— Begin Provided data —

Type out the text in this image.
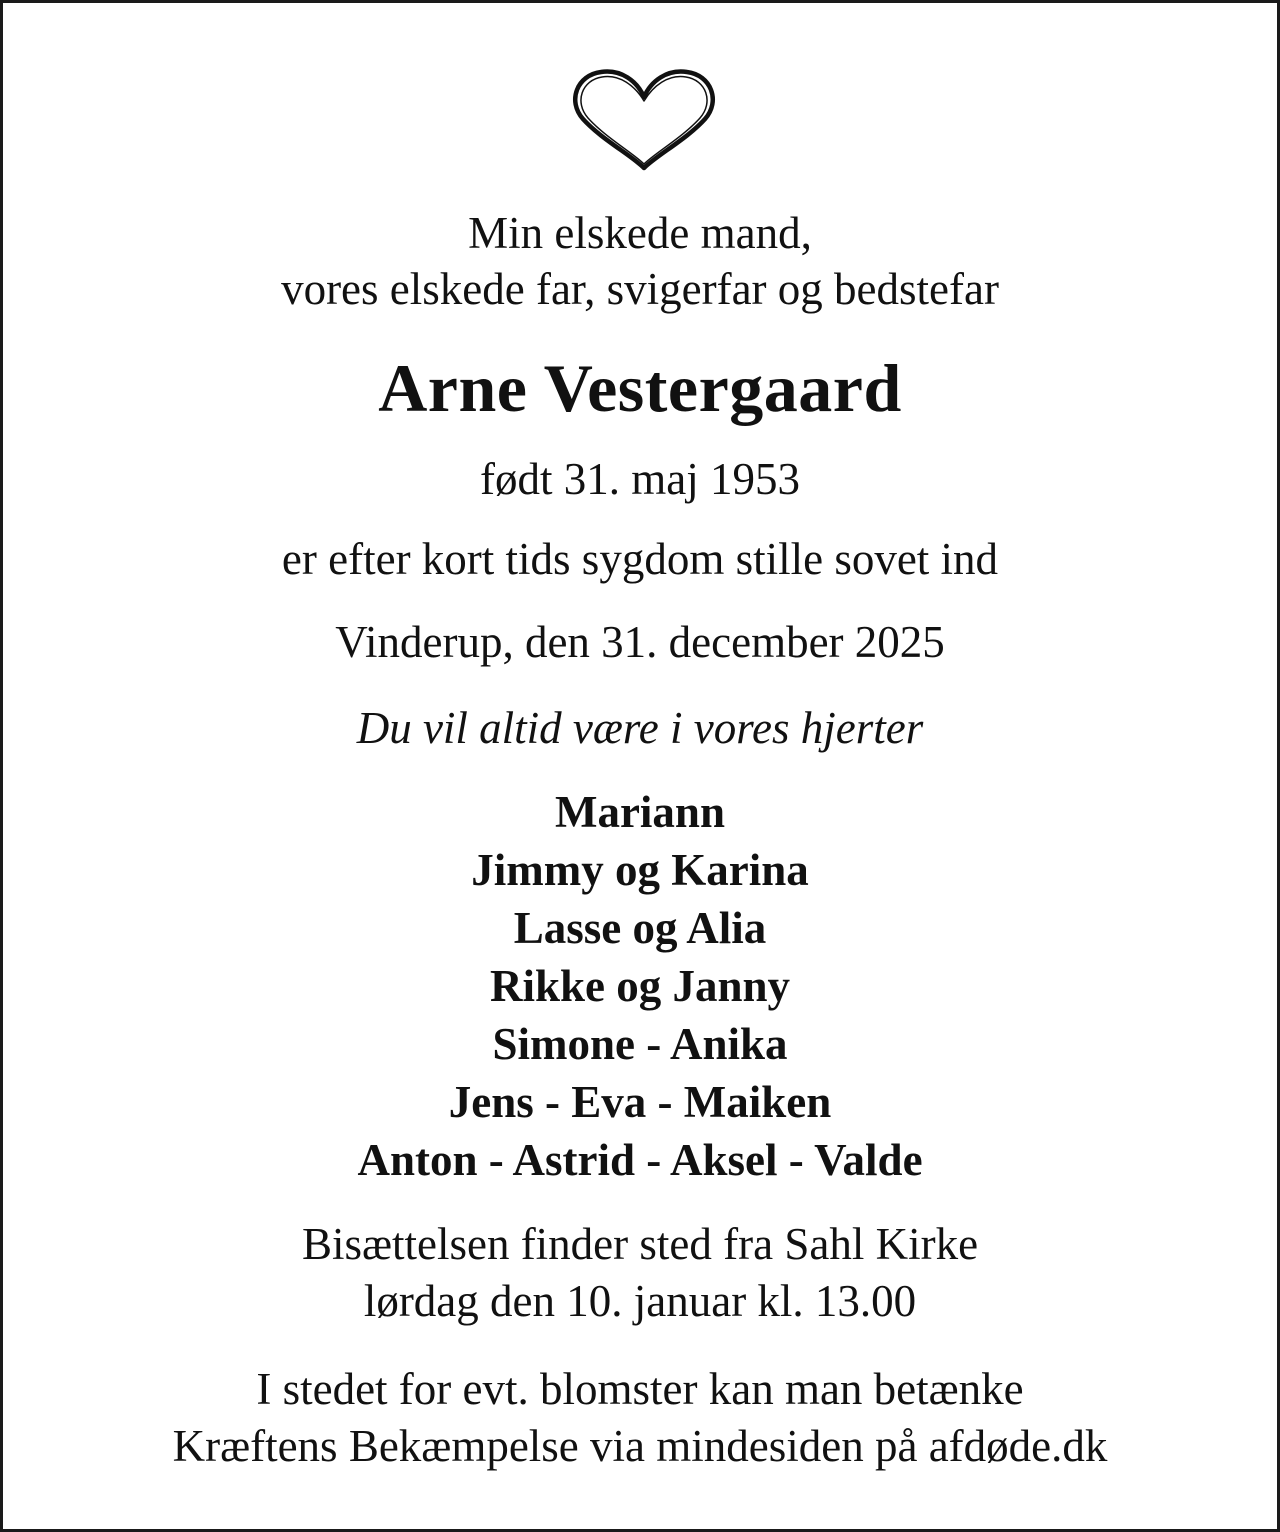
Min elskede mand,
vores elskede far, svigerfar og bedstefar

Arne Vestergaard

født 31. maj 1953

er efter kort tids sygdom stille sovet ind

Vinderup, den 31. december 2025

Du vil altid være i vores hjerter

Mariann
Jimmy og Karina
Lasse og Alia
Rikke og Janny
Simone - Anika
Jens - Eva - Maiken
Anton - Astrid - Aksel - Valde

Bisættelsen finder sted fra Sahl Kirke
lørdag den 10. januar kl. 13.00

I stedet for evt. blomster kan man betænke
Kræftens Bekæmpelse via mindesiden på afdøde.dk
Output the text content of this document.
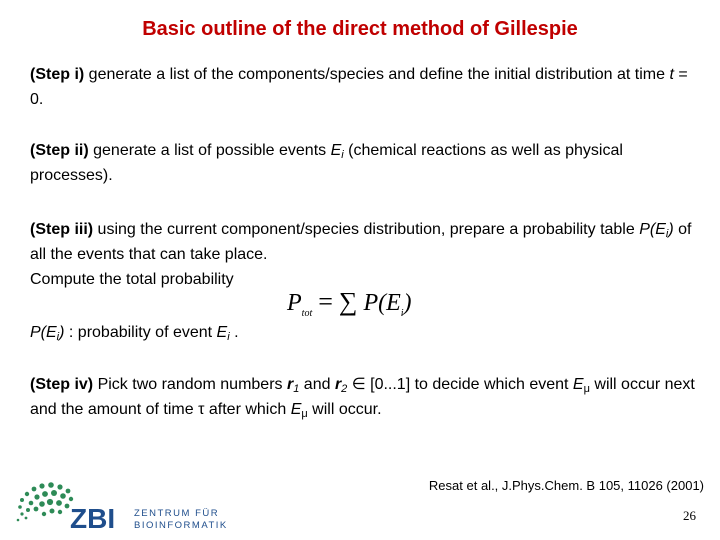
Basic outline of the direct method of Gillespie
(Step i) generate a list of the components/species and define the initial distribution at time t = 0.
(Step ii) generate a list of possible events $E_i$ (chemical reactions as well as physical processes).
(Step iii) using the current component/species distribution, prepare a probability table $P(E_i)$ of all the events that can take place.
Compute the total probability
$P_{tot}$ = ∑ $P(E_i)$
$P(E_i)$ : probability of event $E_i$ .
(Step iv) Pick two random numbers $r_1$ and $r_2$ ∈ [0...1] to decide which event $E_\mu$ will occur next and the amount of time τ after which $E_\mu$ will occur.
ZBI ZENTRUM FÜR
BIOINFORMATIK
Resat et al., J.Phys.Chem. B 105, 11026 (2001)
26
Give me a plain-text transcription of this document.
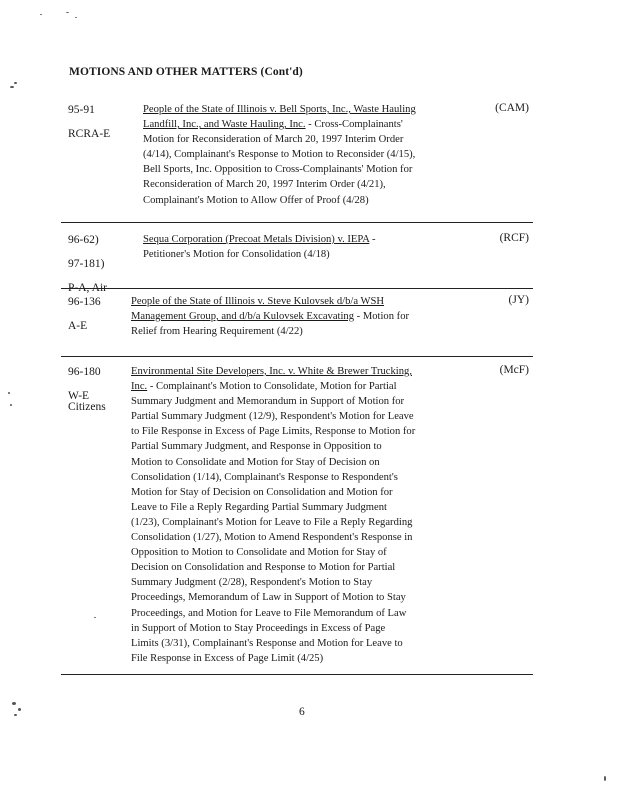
MOTIONS AND OTHER MATTERS (Cont'd)
95-91
RCRA-E
People of the State of Illinois v. Bell Sports, Inc., Waste Hauling
Landfill, Inc., and Waste Hauling, Inc. - Cross-Complainants'
Motion for Reconsideration of March 20, 1997 Interim Order
(4/14), Complainant's Response to Motion to Reconsider (4/15),
Bell Sports, Inc. Opposition to Cross-Complainants' Motion for
Reconsideration of March 20, 1997 Interim Order (4/21),
Complainant's Motion to Allow Offer of Proof (4/28)
(CAM)
96-62)
97-181)
P-A, Air
Sequa Corporation (Precoat Metals Division) v. IEPA -
Petitioner's Motion for Consolidation (4/18)
(RCF)
96-136
A-E
People of the State of Illinois v. Steve Kulovsek d/b/a WSH
Management Group, and d/b/a Kulovsek Excavating - Motion for
Relief from Hearing Requirement (4/22)
(JY)
96-180
W-E
Citizens
Environmental Site Developers, Inc. v. White & Brewer Trucking,
Inc. - Complainant's Motion to Consolidate, Motion for Partial
Summary Judgment and Memorandum in Support of Motion for
Partial Summary Judgment (12/9), Respondent's Motion for Leave
to File Response in Excess of Page Limits, Response to Motion for
Partial Summary Judgment, and Response in Opposition to
Motion to Consolidate and Motion for Stay of Decision on
Consolidation (1/14), Complainant's Response to Respondent's
Motion for Stay of Decision on Consolidation and Motion for
Leave to File a Reply Regarding Partial Summary Judgment
(1/23), Complainant's Motion for Leave to File a Reply Regarding
Consolidation (1/27), Motion to Amend Respondent's Response in
Opposition to Motion to Consolidate and Motion for Stay of
Decision on Consolidation and Response to Motion for Partial
Summary Judgment (2/28), Respondent's Motion to Stay
Proceedings, Memorandum of Law in Support of Motion to Stay
Proceedings, and Motion for Leave to File Memorandum of Law
in Support of Motion to Stay Proceedings in Excess of Page
Limits (3/31), Complainant's Response and Motion for Leave to
File Response in Excess of Page Limit (4/25)
(McF)
6
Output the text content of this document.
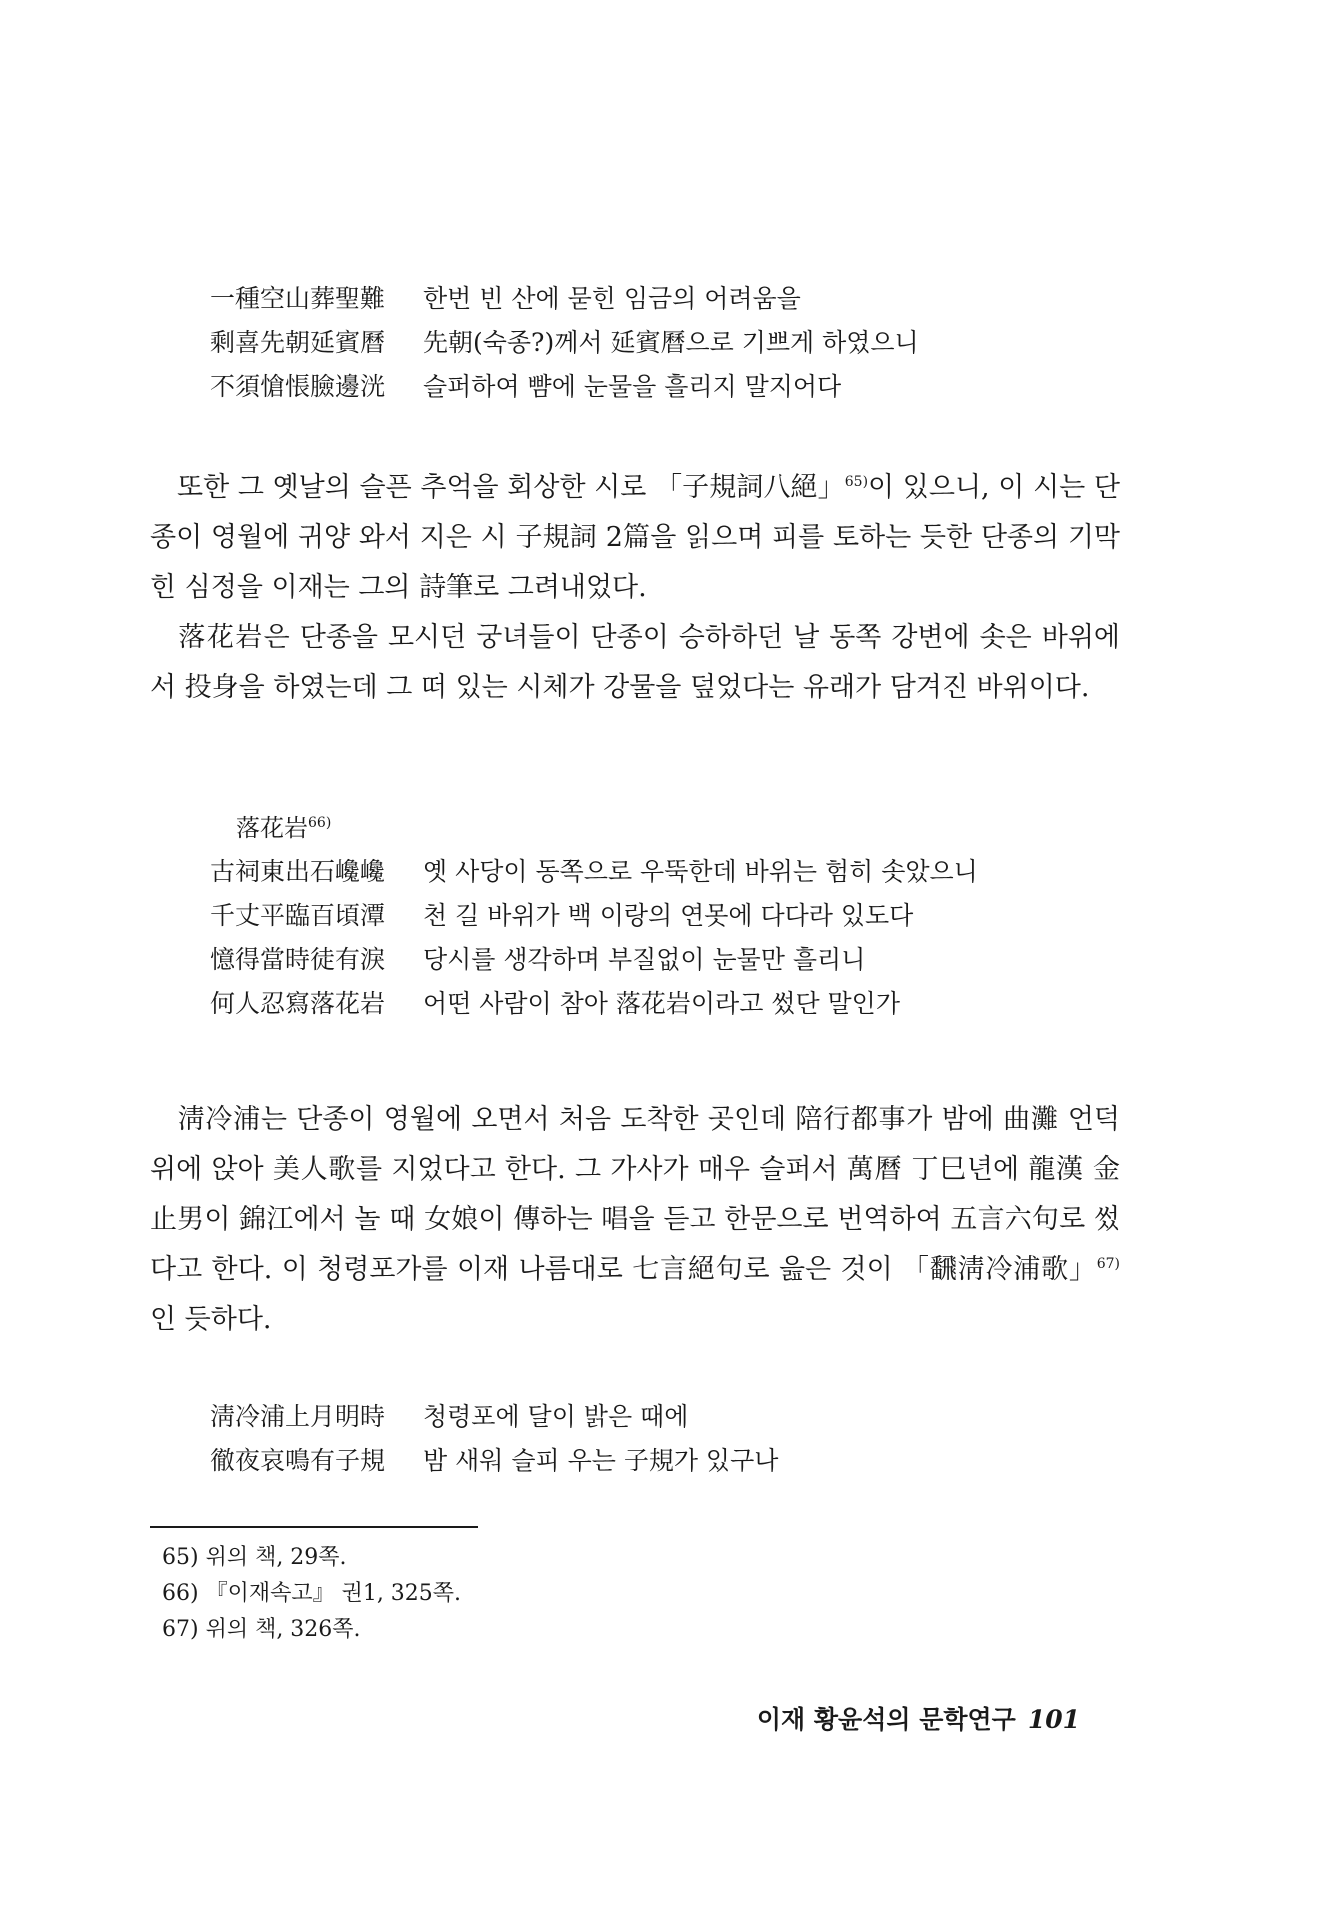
一種空山葬聖難	한번 빈 산에 묻힌 임금의 어려움을
剩喜先朝延賓曆	先朝(숙종?)께서 延賓曆으로 기쁘게 하였으니
不須愴悵臉邊洸	슬퍼하여 뺨에 눈물을 흘리지 말지어다

또한 그 옛날의 슬픈 추억을 회상한 시로 「子規詞八絕」$^{65)}$이 있으니, 이 시는 단종이 영월에 귀양 와서 지은 시 子規詞 2篇을 읽으며 피를 토하는 듯한 단종의 기막힌 심정을 이재는 그의 詩筆로 그려내었다.

落花岩은 단종을 모시던 궁녀들이 단종이 승하하던 날 동쪽 강변에 솟은 바위에서 投身을 하였는데 그 떠 있는 시체가 강물을 덮었다는 유래가 담겨진 바위이다.

落花岩$^{66)}$
古祠東出石巉巉	옛 사당이 동쪽으로 우뚝한데 바위는 험히 솟았으니
千丈平臨百頃潭	천 길 바위가 백 이랑의 연못에 다다라 있도다
憶得當時徒有淚	당시를 생각하며 부질없이 눈물만 흘리니
何人忍寫落花岩	어떤 사람이 참아 落花岩이라고 썼단 말인가

淸冷浦는 단종이 영월에 오면서 처음 도착한 곳인데 陪行都事가 밤에 曲灘 언덕 위에 앉아 美人歌를 지었다고 한다. 그 가사가 매우 슬퍼서 萬曆 丁巳년에 龍漢 金止男이 錦江에서 놀 때 女娘이 傳하는 唱을 듣고 한문으로 번역하여 五言六句로 썼다고 한다. 이 청령포가를 이재 나름대로 七言絕句로 읊은 것이 「飜淸冷浦歌」$^{67)}$인 듯하다.

淸冷浦上月明時	청령포에 달이 밝은 때에
徹夜哀鳴有子規	밤 새워 슬피 우는 子規가 있구나
65) 위의 책, 29쪽.
66) 『이재속고』 권1, 325쪽.
67) 위의 책, 326쪽.
이재 황윤석의 문학연구 101
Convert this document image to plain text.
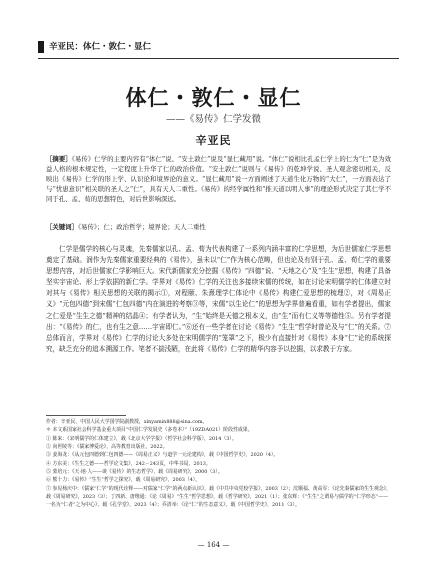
辛亚民：体仁・敦仁・显仁
体仁・敦仁・显仁
——《易传》仁学发微
辛亚民
［摘要］《易传》仁学的主要内容有“体仁”说、“安土敦仁”说及“显仁藏用”说。“体仁”说相比孔孟仁学上的仁为“仁”是为效益人格的根本规定性，一定程度上升华了仁的政治价值。“安土敦仁”说则与《易传》的乾坤学说、圣人观念密切相关，反映出《易传》仁学的形上学、认识论和境界论的意义。“显仁藏用”说一方面阐述了天道生化万物的“大仁”，一方面表达了与“忧患意识”相关联的圣人之“仁”，具有天人二重性。《易传》的经学属性和“推天道以明人事”的理论形式决定了其仁学不同于孔、孟、荀的思想特色，对后世影响深远。
［关键词］《易传》；仁；政治哲学；境界论；天人二重性

仁学是儒学的核心与灵魂，先秦儒家以孔、孟、荀为代表构建了一系列内涵丰富的仁学思想，为后世儒家仁学思想奠定了基础。润作为先秦儒家重要经典的《易传》，虽未以“仁”作为核心范畴，但也论及有别于孔、孟、荀仁学的重要思想内容，对后世儒家仁学影响巨大。宋代新儒家充分挖掘《易传》“四德”说、“天地之心”及“生生”思想，构建了具备坚实宇宙论、形上学依据的新仁学。学界对《易传》仁学的关注也多接续宋儒的传统，如在讨论宋明儒学的仁体建立时对其与《易传》相关思想的关联的揭示①，对程颐、朱熹理学仁体论中《易传》构建仁爱思想的梳理②，对《周易正义》“元包四德”到宋儒“仁包四德”内在演进的考察③等，宋儒“以生论仁”的思想为学界普遍看重，如有学者提出，儒家之仁爱是“生生之德”精神的结晶④；有学者认为，“生”始终是天德之根本义，由“生”而有仁义等等德性⑤。另有学者提出：“《易传》的仁，也有生之意……宇宙即仁。”⑥还有一些学者在讨论《易传》“生生”哲学时曾论及与“仁”的关系。⑦总体而言，学界对《易传》仁学的讨论大多处在宋明儒学的“笼罩”之下，极少有直接针对《易传》本身“仁”论的系统探究，缺乏充分的追本溯源工作。笔者不揣浅陋，在此将《易传》仁学的精华内容予以挖掘，以求教于方家。

作者：辛亚民，中国人民大学国学院副教授，xinyamin888@sina.com。
＊ 本文系国家社会科学基金重大项目“中国仁学发展史（多卷本）”（19ZDA021）阶段性成果。
① 陈来：《宋明儒学的仁体建立》，载《北京大学学报》（哲学社会科学版），2014（3）。
② 向世陵等：《儒家博爱论》，高等教育出版社，2022。
③ 姜海龙：《从元包四德到仁包四德——《周易正义》与道学一元论建构》，载《中国哲学史》，2020（4）。
④ 方东美：《生生之德——哲学论文集》，242－243页，中华书局，2013。
⑤ 蒙培元：《天·地·人——谈《易传》的生态哲学》，载《周易研究》，2000（3）。
⑥ 熊十力：《易传》“生生”哲学之探究》，载《周易研究》，2003（4）。
⑦ 参见杨庆中：《儒家“仁学”的现代诠释——对儒家“仁学”的两点新认识》，载《中共中央党校学报》，2003（2）；沈顺福、黄高军：《论先秦儒家的生生观念》，载《周易研究》，2023（3）；丁四新、唐维通：《论《周易》“生生”哲学思想》，载《哲学研究》，2021（1）；张东辉：《“生生”之谓易与儒学的“仁学形态”——一名为“仁者”之为中心》，载《孔学堂》，2023（4）；乔清举：《论“仁”的生态意义》，载《中国哲学史》，2011（3）。
— 164 —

— End Provided data —

Pictures are not part of the copy. Extract exactly the lines from the line containing "Convert this document image to plain text." through the final line of the entries above, both included.

> [Answer to the task]
Convert this document image to plain text.
辛亚民：体仁・敦仁・显仁
体仁・敦仁・显仁
——《易传》仁学发微
辛亚民
［摘要］《易传》仁学的主要内容有“体仁”说、“安土敦仁”说及“显仁藏用”说。“体仁”说相比孔孟仁学上的仁为“仁”是为效益人格的根本规定性，一定程度上升华了仁的政治价值。“安土敦仁”说则与《易传》的乾坤学说、圣人观念密切相关，反映出《易传》仁学的形上学、认识论和境界论的意义。“显仁藏用”说一方面阐述了天道生化万物的“大仁”，一方面表达了与“忧患意识”相关联的圣人之“仁”，具有天人二重性。《易传》的经学属性和“推天道以明人事”的理论形式决定了其仁学不同于孔、孟、荀的思想特色，对后世影响深远。
［关键词］《易传》；仁；政治哲学；境界论；天人二重性

仁学是儒学的核心与灵魂，先秦儒家以孔、孟、荀为代表构建了一系列内涵丰富的仁学思想，为后世儒家仁学思想奠定了基础。润作为先秦儒家重要经典的《易传》，虽未以“仁”作为核心范畴，但也论及有别于孔、孟、荀仁学的重要思想内容，对后世儒家仁学影响巨大。宋代新儒家充分挖掘《易传》“四德”说、“天地之心”及“生生”思想，构建了具备坚实宇宙论、形上学依据的新仁学。学界对《易传》仁学的关注也多接续宋儒的传统，如在讨论宋明儒学的仁体建立时对其与《易传》相关思想的关联的揭示①，对程颐、朱熹理学仁体论中《易传》构建仁爱思想的梳理②，对《周易正义》“元包四德”到宋儒“仁包四德”内在演进的考察③等，宋儒“以生论仁”的思想为学界普遍看重，如有学者提出，儒家之仁爱是“生生之德”精神的结晶④；有学者认为，“生”始终是天德之根本义，由“生”而有仁义等等德性⑤。另有学者提出：“《易传》的仁，也有生之意……宇宙即仁。”⑥还有一些学者在讨论《易传》“生生”哲学时曾论及与“仁”的关系。⑦总体而言，学界对《易传》仁学的讨论大多处在宋明儒学的“笼罩”之下，极少有直接针对《易传》本身“仁”论的系统探究，缺乏充分的追本溯源工作。笔者不揣浅陋，在此将《易传》仁学的精华内容予以挖掘，以求教于方家。

作者：辛亚民，中国人民大学国学院副教授，xinyamin888@sina.com。
＊ 本文系国家社会科学基金重大项目“中国仁学发展史（多卷本）”（19ZDA021）阶段性成果。
① 陈来：《宋明儒学的仁体建立》，载《北京大学学报》（哲学社会科学版），2014（3）。
② 向世陵等：《儒家博爱论》，高等教育出版社，2022。
③ 姜海龙：《从元包四德到仁包四德——《周易正义》与道学一元论建构》，载《中国哲学史》，2020（4）。
④ 方东美：《生生之德——哲学论文集》，242－243页，中华书局，2013。
⑤ 蒙培元：《天·地·人——谈《易传》的生态哲学》，载《周易研究》，2000（3）。
⑥ 熊十力：《易传》“生生”哲学之探究》，载《周易研究》，2003（4）。
⑦ 参见杨庆中：《儒家“仁学”的现代诠释——对儒家“仁学”的两点新认识》，载《中共中央党校学报》，2003（2）；沈顺福、黄高军：《论先秦儒家的生生观念》，载《周易研究》，2023（3）；丁四新、唐维通：《论《周易》“生生”哲学思想》，载《哲学研究》，2021（1）；张东辉：《“生生”之谓易与儒学的“仁学形态”——一名为“仁者”之为中心》，载《孔学堂》，2023（4）；乔清举：《论“仁”的生态意义》，载《中国哲学史》，2011（3）。
— 164 —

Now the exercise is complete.